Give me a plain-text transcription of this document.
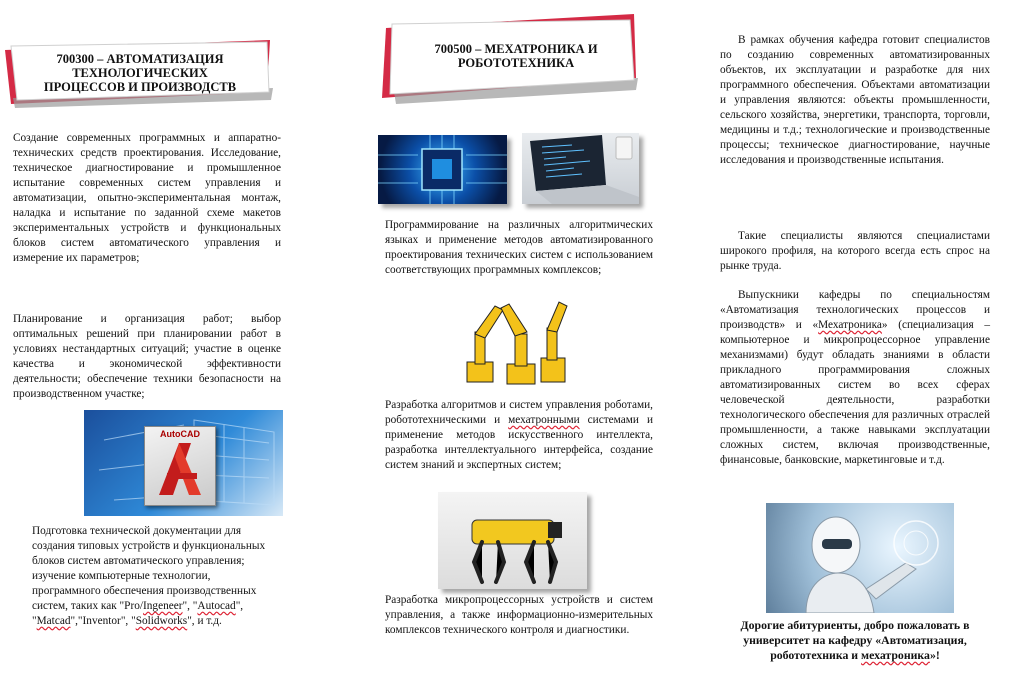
700300 – АВТОМАТИЗАЦИЯ ТЕХНОЛОГИЧЕСКИХ ПРОЦЕССОВ И ПРОИЗВОДСТВ

Создание современных программных и аппаратно-технических средств проектирования. Исследование, техническое диагностирование и промышленное испытание современных систем управления и автоматизации, опытно-экспериментальная монтаж, наладка и испытание по заданной схеме макетов экспериментальных устройств и функциональных блоков систем автоматического управления и измерение их параметров;

Планирование и организация работ; выбор оптимальных решений при планировании работ в условиях нестандартных ситуаций; участие в оценке качества и экономической эффективности деятельности; обеспечение техники безопасности на производственном участке;

AutoCAD

Подготовка технической документации для создания типовых устройств и функциональных блоков систем автоматического управления; изучение компьютерные технологии, программного обеспечения производственных систем, таких как "Pro/Ingeneer", "Autocad", "Matcad","Inventor", "Solidworks", и т.д.

700500 – МЕХАТРОНИКА И РОБОТОТЕХНИКА

Программирование на различных алгоритмических языках и применение методов автоматизированного проектирования технических систем с использованием соответствующих программных комплексов;

Разработка алгоритмов и систем управления роботами, робототехническими и мехатронными системами и применение методов искусственного интеллекта, разработка интеллектуального интерфейса, создание систем знаний и экспертных систем;

Разработка микропроцессорных устройств и систем управления, а также информационно-измерительных комплексов технического контроля и диагностики.

В рамках обучения кафедра готовит специалистов по созданию современных автоматизированных объектов, их эксплуатации и разработке для них программного обеспечения. Объектами автоматизации и управления являются: объекты промышленности, сельского хозяйства, энергетики, транспорта, торговли, медицины и т.д.; технологические и производственные процессы; техническое диагностирование, научные исследования и производственные испытания.

Такие специалисты являются специалистами широкого профиля, на которого всегда есть спрос на рынке труда.

Выпускники кафедры по специальностям «Автоматизация технологических процессов и производств» и «Мехатроника» (специализация – компьютерное и микропроцессорное управление механизмами) будут обладать знаниями в области прикладного программирования сложных автоматизированных систем во всех сферах человеческой деятельности, разработки технологического обеспечения для различных отраслей промышленности, а также навыками эксплуатации сложных систем, включая производственные, финансовые, банковские, маркетинговые и т.д.

Дорогие абитуриенты, добро пожаловать в университет на кафедру «Автоматизация, робототехника и мехатроника»!
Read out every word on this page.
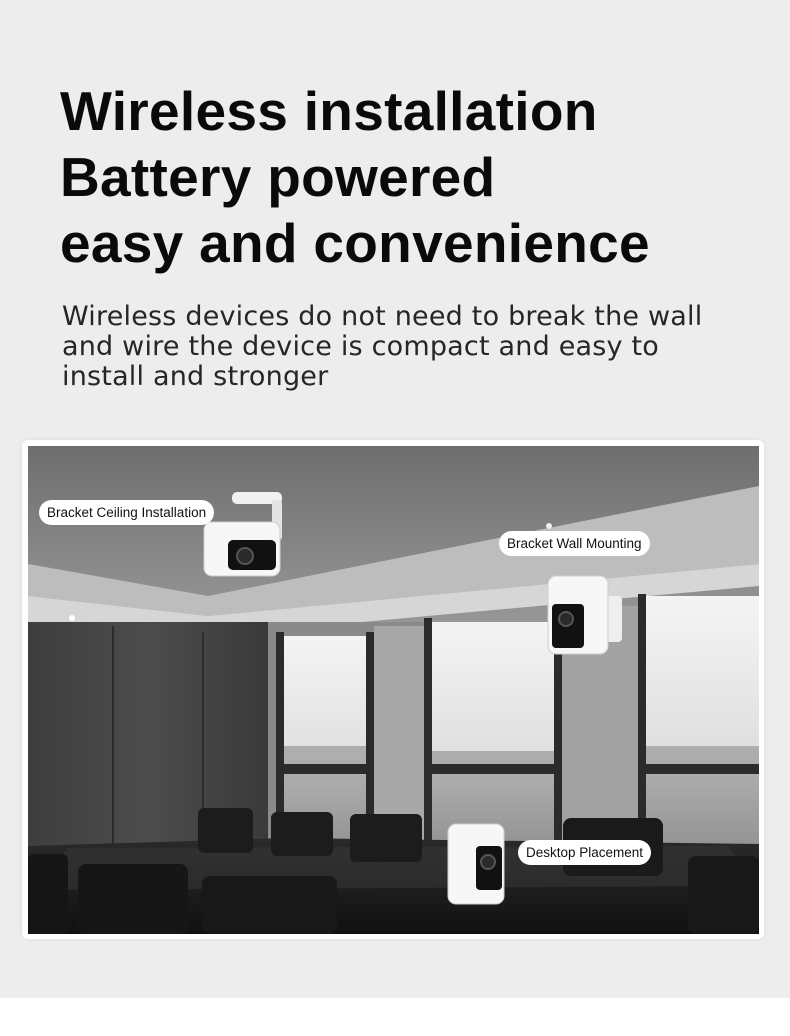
Wireless installation
Battery powered
easy and convenience

Wireless devices do not need to break the wall and wire the device is compact and easy to install and stronger

Bracket Ceiling Installation
Bracket Wall Mounting
Desktop Placement
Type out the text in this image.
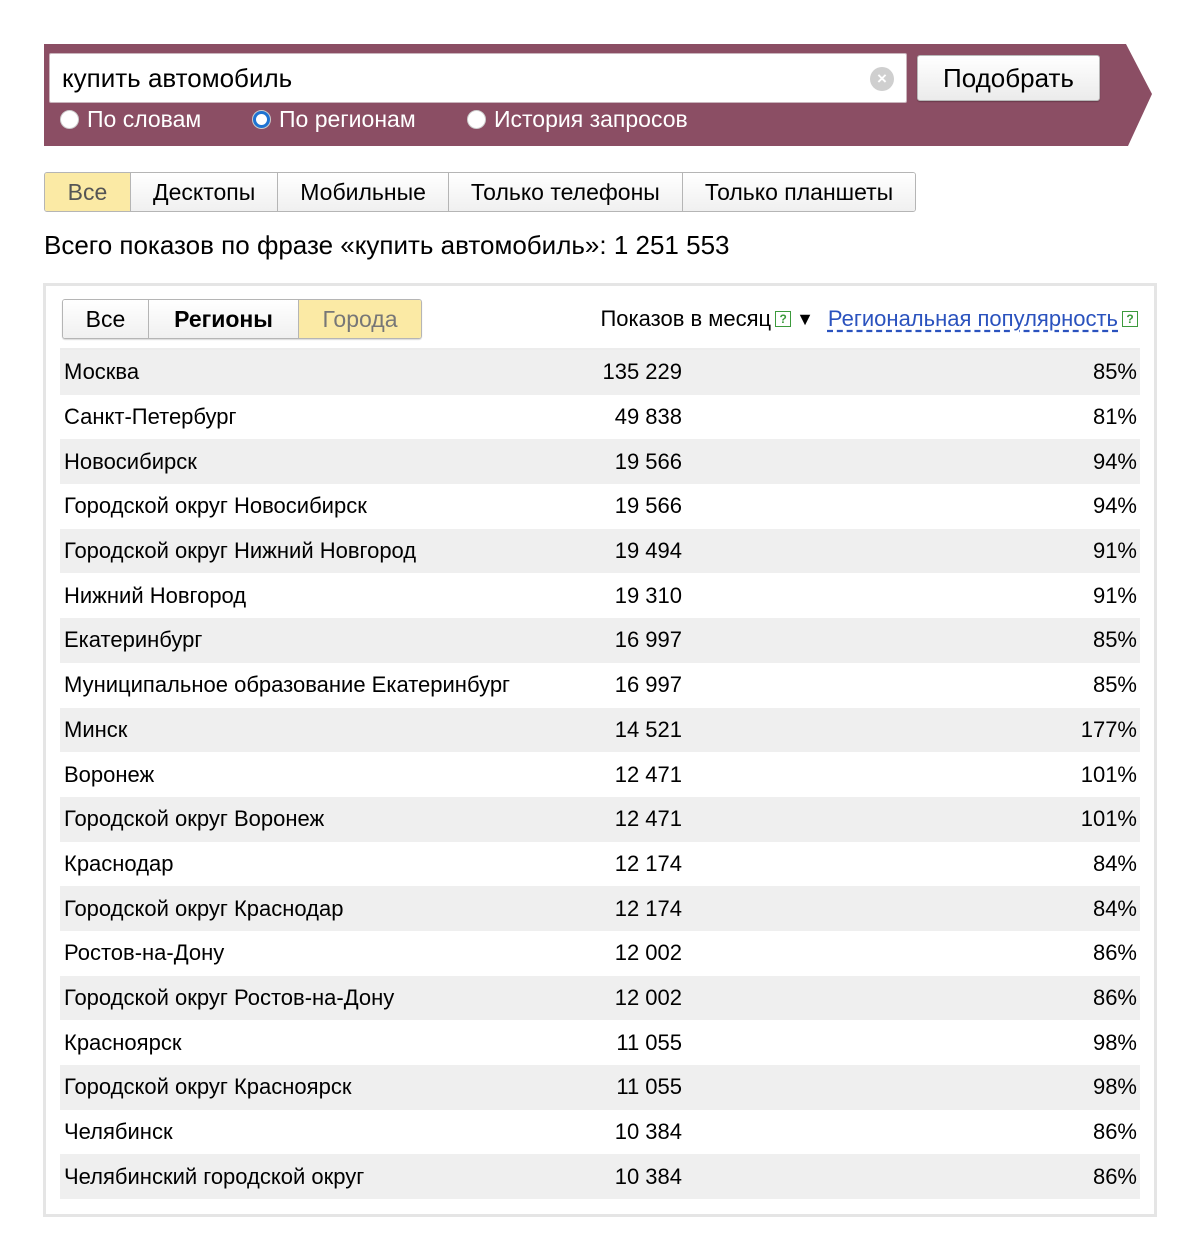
купить автомобиль
×	Подобрать
По словам	По регионам	История запросов
Все	Десктопы	Мобильные	Только телефоны	Только планшеты
Всего показов по фразе «купить автомобиль»: 1 251 553
Все	Регионы	Города	Показов в месяц ? ▼ Региональная популярность ?
Москва	135 229	85%
Санкт-Петербург	49 838	81%
Новосибирск	19 566	94%
Городской округ Новосибирск	19 566	94%
Городской округ Нижний Новгород	19 494	91%
Нижний Новгород	19 310	91%
Екатеринбург	16 997	85%
Муниципальное образование Екатеринбург	16 997	85%
Минск	14 521	177%
Воронеж	12 471	101%
Городской округ Воронеж	12 471	101%
Краснодар	12 174	84%
Городской округ Краснодар	12 174	84%
Ростов-на-Дону	12 002	86%
Городской округ Ростов-на-Дону	12 002	86%
Красноярск	11 055	98%
Городской округ Красноярск	11 055	98%
Челябинск	10 384	86%
Челябинский городской округ	10 384	86%
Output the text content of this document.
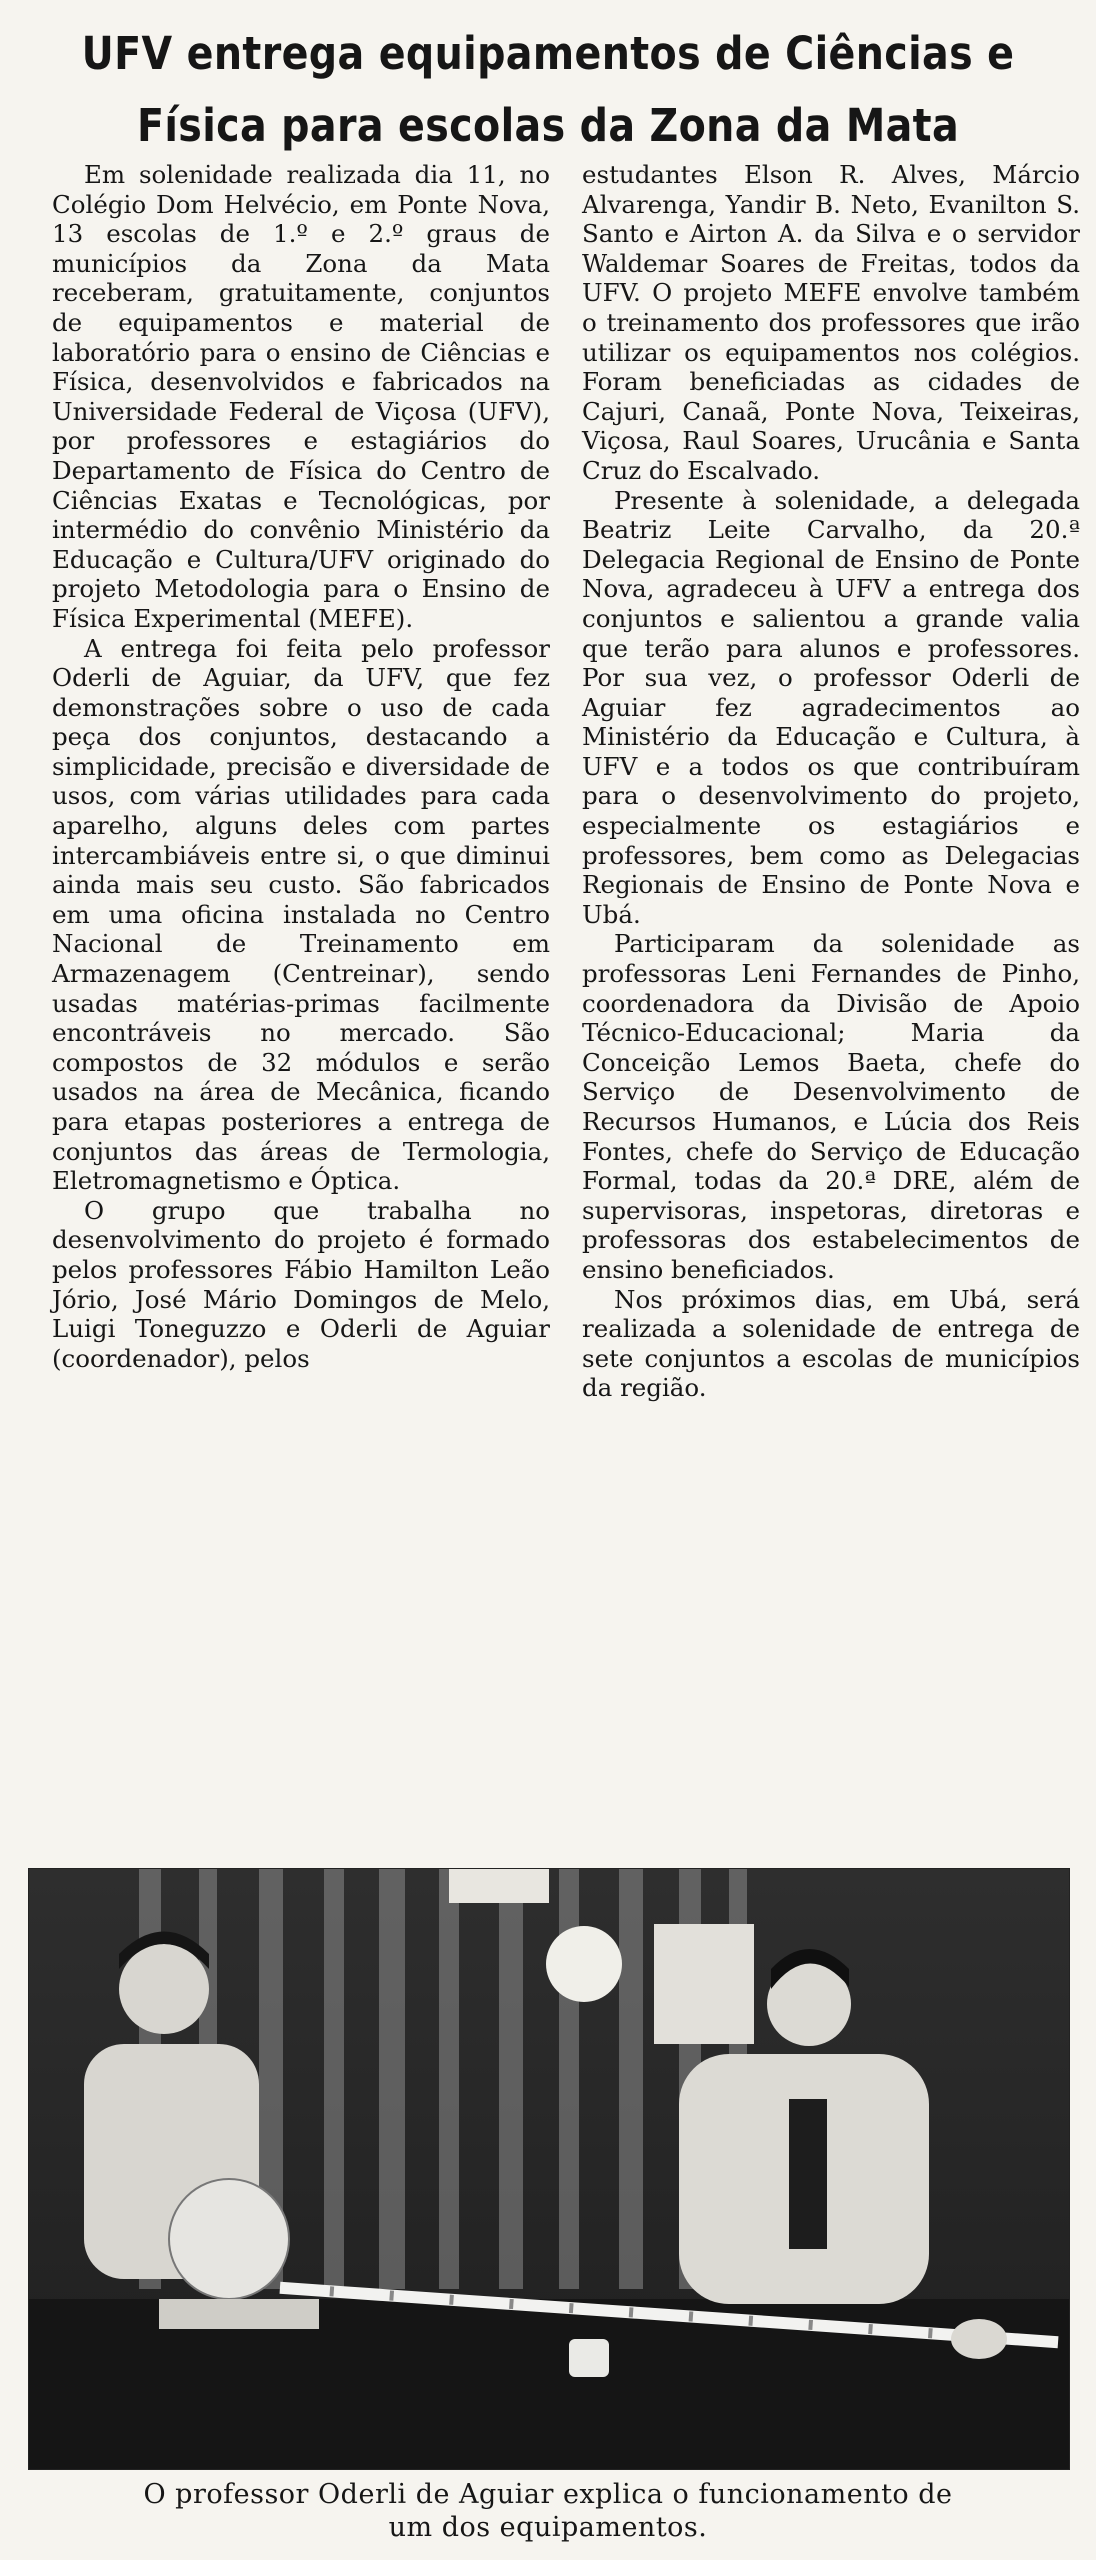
UFV entrega equipamentos de Ciências e
Física para escolas da Zona da Mata

Em solenidade realizada dia 11, no Colégio Dom Helvécio, em Ponte Nova, 13 escolas de 1.º e 2.º graus de municípios da Zona da Mata receberam, gratuitamente, conjuntos de equipamentos e material de laboratório para o ensino de Ciências e Física, desenvolvidos e fabricados na Universidade Federal de Viçosa (UFV), por professores e estagiários do Departamento de Física do Centro de Ciências Exatas e Tecnológicas, por intermédio do convênio Ministério da Educação e Cultura/UFV originado do projeto Metodologia para o Ensino de Física Experimental (MEFE).

A entrega foi feita pelo professor Oderli de Aguiar, da UFV, que fez demonstrações sobre o uso de cada peça dos conjuntos, destacando a simplicidade, precisão e diversidade de usos, com várias utilidades para cada aparelho, alguns deles com partes intercambiáveis entre si, o que diminui ainda mais seu custo. São fabricados em uma oficina instalada no Centro Nacional de Treinamento em Armazenagem (Centreinar), sendo usadas matérias-primas facilmente encontráveis no mercado. São compostos de 32 módulos e serão usados na área de Mecânica, ficando para etapas posteriores a entrega de conjuntos das áreas de Termologia, Eletromagnetismo e Óptica.

O grupo que trabalha no desenvolvimento do projeto é formado pelos professores Fábio Hamilton Leão Jório, José Mário Domingos de Melo, Luigi Toneguzzo e Oderli de Aguiar (coordenador), pelos

estudantes Elson R. Alves, Márcio Alvarenga, Yandir B. Neto, Evanilton S. Santo e Airton A. da Silva e o servidor Waldemar Soares de Freitas, todos da UFV. O projeto MEFE envolve também o treinamento dos professores que irão utilizar os equipamentos nos colégios. Foram beneficiadas as cidades de Cajuri, Canaã, Ponte Nova, Teixeiras, Viçosa, Raul Soares, Urucânia e Santa Cruz do Escalvado.

Presente à solenidade, a delegada Beatriz Leite Carvalho, da 20.ª Delegacia Regional de Ensino de Ponte Nova, agradeceu à UFV a entrega dos conjuntos e salientou a grande valia que terão para alunos e professores. Por sua vez, o professor Oderli de Aguiar fez agradecimentos ao Ministério da Educação e Cultura, à UFV e a todos os que contribuíram para o desenvolvimento do projeto, especialmente os estagiários e professores, bem como as Delegacias Regionais de Ensino de Ponte Nova e Ubá.

Participaram da solenidade as professoras Leni Fernandes de Pinho, coordenadora da Divisão de Apoio Técnico-Educacional; Maria da Conceição Lemos Baeta, chefe do Serviço de Desenvolvimento de Recursos Humanos, e Lúcia dos Reis Fontes, chefe do Serviço de Educação Formal, todas da 20.ª DRE, além de supervisoras, inspetoras, diretoras e professoras dos estabelecimentos de ensino beneficiados.

Nos próximos dias, em Ubá, será realizada a solenidade de entrega de sete conjuntos a escolas de municípios da região.

O professor Oderli de Aguiar explica o funcionamento de
um dos equipamentos.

* **Short task**: Which lines above contain the word "применение"? Copy each of them.

* **Final answer**:
Программирование на различных алгоритмических языках и применение методов автоматизированного проектирования технических систем с использованием соответствующих программных комплексов;
Разработка алгоритмов и систем управления роботами, робототехническими и мехатронными системами и применение методов искусственного интеллекта, разработка интеллектуального интерфейса, создание систем знаний и экспертных систем;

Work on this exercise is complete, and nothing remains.